## DIRECTION
Scan the records below. List lines holding "Adverbs".

● ● ● ● ● ● ●

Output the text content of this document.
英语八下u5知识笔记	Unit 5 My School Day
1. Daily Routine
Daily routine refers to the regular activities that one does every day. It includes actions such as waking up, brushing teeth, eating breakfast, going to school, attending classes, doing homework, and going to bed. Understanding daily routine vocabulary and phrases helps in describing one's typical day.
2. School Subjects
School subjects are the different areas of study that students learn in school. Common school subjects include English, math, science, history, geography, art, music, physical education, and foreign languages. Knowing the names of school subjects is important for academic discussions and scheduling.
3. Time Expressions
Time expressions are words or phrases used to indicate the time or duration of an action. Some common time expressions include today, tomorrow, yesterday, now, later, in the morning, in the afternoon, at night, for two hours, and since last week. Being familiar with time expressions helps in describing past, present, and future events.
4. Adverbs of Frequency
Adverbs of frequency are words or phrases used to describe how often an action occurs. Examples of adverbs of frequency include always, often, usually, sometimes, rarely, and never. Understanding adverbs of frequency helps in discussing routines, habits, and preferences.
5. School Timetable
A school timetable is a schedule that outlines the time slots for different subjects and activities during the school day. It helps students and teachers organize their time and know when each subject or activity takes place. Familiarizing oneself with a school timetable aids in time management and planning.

● ● ● ● ● ● ●

## RESPONSE
4. Adverbs of Frequency
Adverbs of frequency are words or phrases used to describe how often an action occurs. Examples of adverbs of frequency include always, often, usually, sometimes, rarely, and never. Understanding adverbs of frequency helps in discussing routines, habits, and preferences.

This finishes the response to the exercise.